All the data below goes into the copy word for word, but the pictures don't.

::: Records supplied :::

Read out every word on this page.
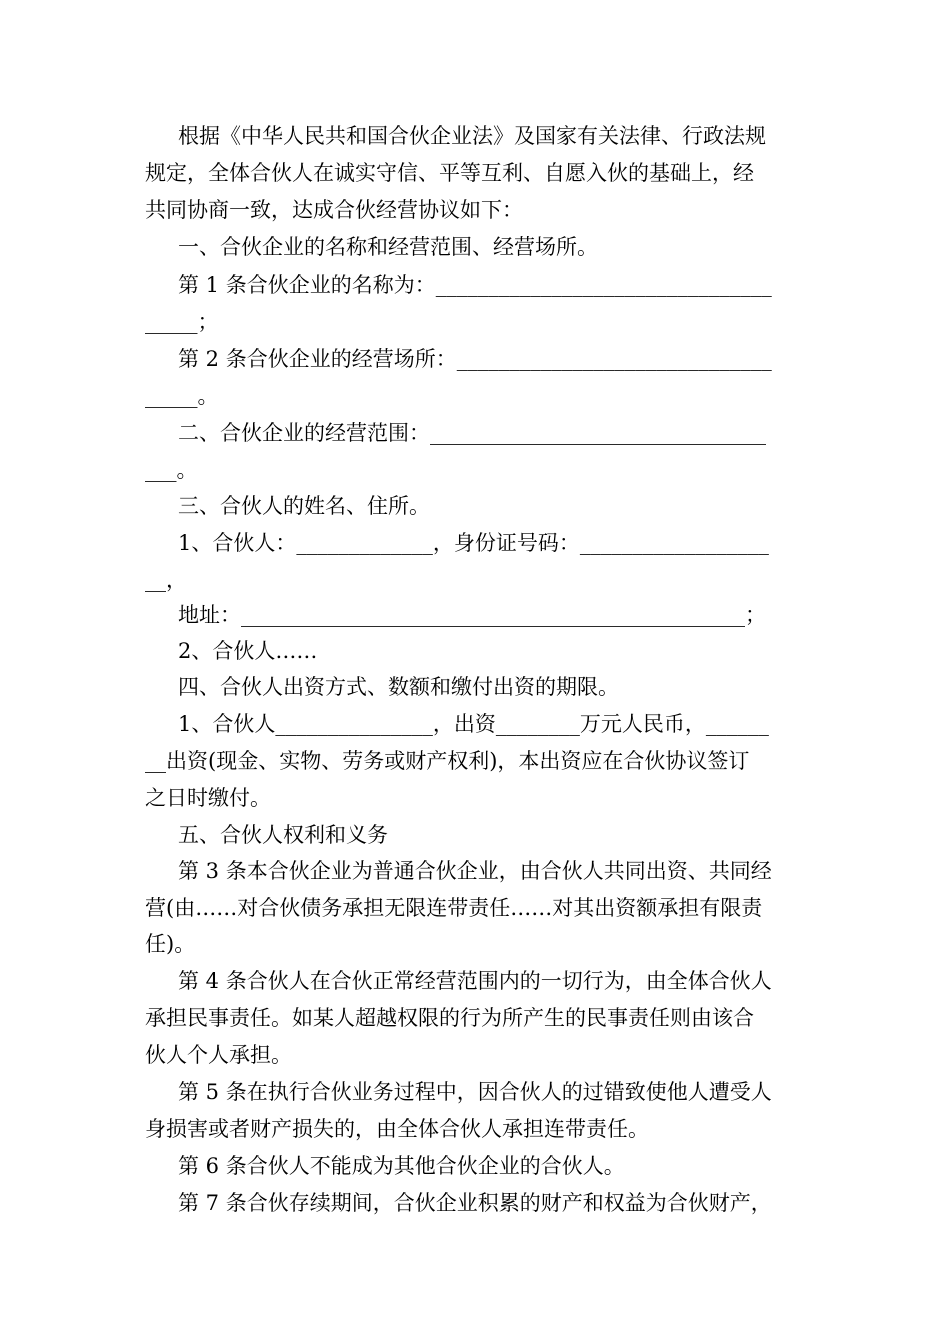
根据《中华人民共和国合伙企业法》及国家有关法律、行政法规
规定，全体合伙人在诚实守信、平等互利、自愿入伙的基础上，经
共同协商一致，达成合伙经营协议如下：
一、合伙企业的名称和经营范围、经营场所。
第 1 条合伙企业的名称为：________________________________
_____；
第 2 条合伙企业的经营场所：______________________________
_____。
二、合伙企业的经营范围：________________________________
___。
三、合伙人的姓名、住所。
1、合伙人：_____________，身份证号码：__________________
__，
地址：________________________________________________；
2、合伙人……
四、合伙人出资方式、数额和缴付出资的期限。
1、合伙人_______________，出资________万元人民币，______
__出资(现金、实物、劳务或财产权利)，本出资应在合伙协议签订
之日时缴付。
五、合伙人权利和义务
第 3 条本合伙企业为普通合伙企业，由合伙人共同出资、共同经
营(由……对合伙债务承担无限连带责任……对其出资额承担有限责
任)。
第 4 条合伙人在合伙正常经营范围内的一切行为，由全体合伙人
承担民事责任。如某人超越权限的行为所产生的民事责任则由该合
伙人个人承担。
第 5 条在执行合伙业务过程中，因合伙人的过错致使他人遭受人
身损害或者财产损失的，由全体合伙人承担连带责任。
第 6 条合伙人不能成为其他合伙企业的合伙人。
第 7 条合伙存续期间，合伙企业积累的财产和权益为合伙财产，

:::

- Correct response
Read out every word on this page.
根据《中华人民共和国合伙企业法》及国家有关法律、行政法规
规定，全体合伙人在诚实守信、平等互利、自愿入伙的基础上，经
共同协商一致，达成合伙经营协议如下：
一、合伙企业的名称和经营范围、经营场所。
第 1 条合伙企业的名称为：________________________________
_____；
第 2 条合伙企业的经营场所：______________________________
_____。
二、合伙企业的经营范围：________________________________
___。
三、合伙人的姓名、住所。
1、合伙人：_____________，身份证号码：__________________
__，
地址：________________________________________________；
2、合伙人……
四、合伙人出资方式、数额和缴付出资的期限。
1、合伙人_______________，出资________万元人民币，______
__出资(现金、实物、劳务或财产权利)，本出资应在合伙协议签订
之日时缴付。
五、合伙人权利和义务
第 3 条本合伙企业为普通合伙企业，由合伙人共同出资、共同经
营(由……对合伙债务承担无限连带责任……对其出资额承担有限责
任)。
第 4 条合伙人在合伙正常经营范围内的一切行为，由全体合伙人
承担民事责任。如某人超越权限的行为所产生的民事责任则由该合
伙人个人承担。
第 5 条在执行合伙业务过程中，因合伙人的过错致使他人遭受人
身损害或者财产损失的，由全体合伙人承担连带责任。
第 6 条合伙人不能成为其他合伙企业的合伙人。
第 7 条合伙存续期间，合伙企业积累的财产和权益为合伙财产，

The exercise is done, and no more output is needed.